TASK PROMPT
Transcribe the records below exactly, leaving out any pictures.

*** RECORDS TO USE ***

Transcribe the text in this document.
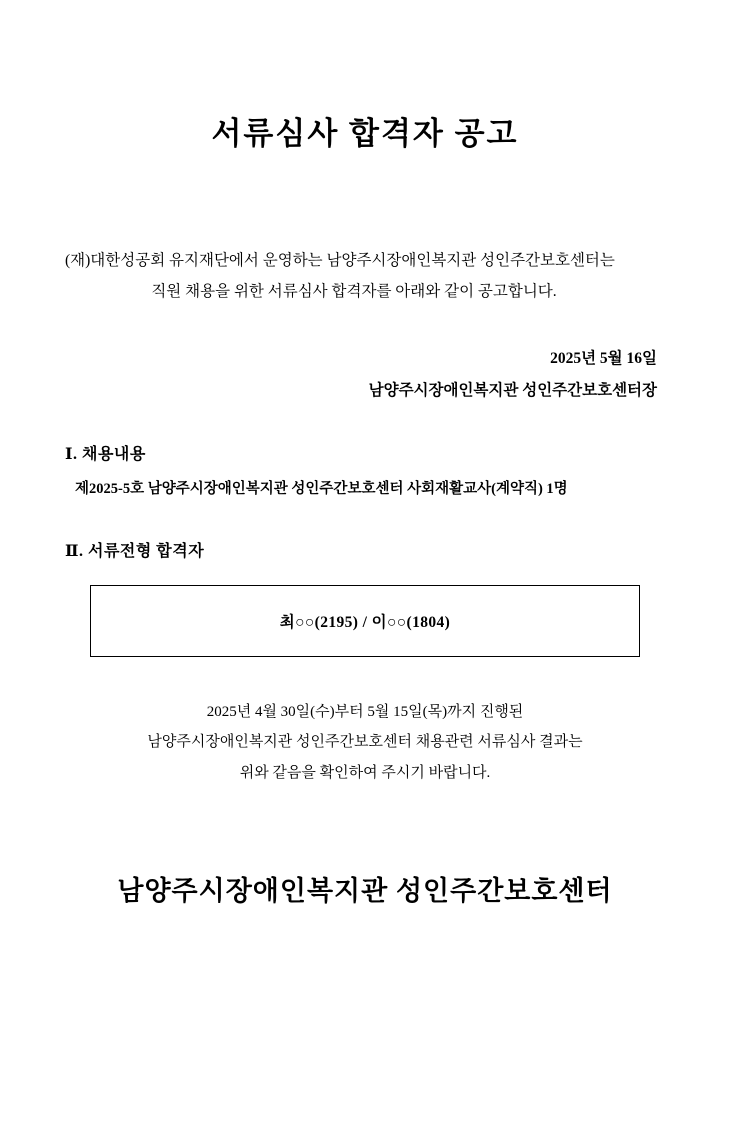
서류심사 합격자 공고
(재)대한성공회 유지재단에서 운영하는 남양주시장애인복지관 성인주간보호센터는
직원 채용을 위한 서류심사 합격자를 아래와 같이 공고합니다.
2025년 5월 16일
남양주시장애인복지관 성인주간보호센터장
Ⅰ. 채용내용
제2025-5호 남양주시장애인복지관 성인주간보호센터 사회재활교사(계약직) 1명
Ⅱ. 서류전형 합격자
최○○(2195) / 이○○(1804)
2025년 4월 30일(수)부터 5월 15일(목)까지 진행된
남양주시장애인복지관 성인주간보호센터 채용관련 서류심사 결과는
위와 같음을 확인하여 주시기 바랍니다.
남양주시장애인복지관 성인주간보호센터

***

EXPECTED ANSWER
Transcribe the text in this document.
서류심사 합격자 공고
(재)대한성공회 유지재단에서 운영하는 남양주시장애인복지관 성인주간보호센터는
직원 채용을 위한 서류심사 합격자를 아래와 같이 공고합니다.
2025년 5월 16일
남양주시장애인복지관 성인주간보호센터장
Ⅰ. 채용내용
제2025-5호 남양주시장애인복지관 성인주간보호센터 사회재활교사(계약직) 1명
Ⅱ. 서류전형 합격자
최○○(2195) / 이○○(1804)
2025년 4월 30일(수)부터 5월 15일(목)까지 진행된
남양주시장애인복지관 성인주간보호센터 채용관련 서류심사 결과는
위와 같음을 확인하여 주시기 바랍니다.
남양주시장애인복지관 성인주간보호센터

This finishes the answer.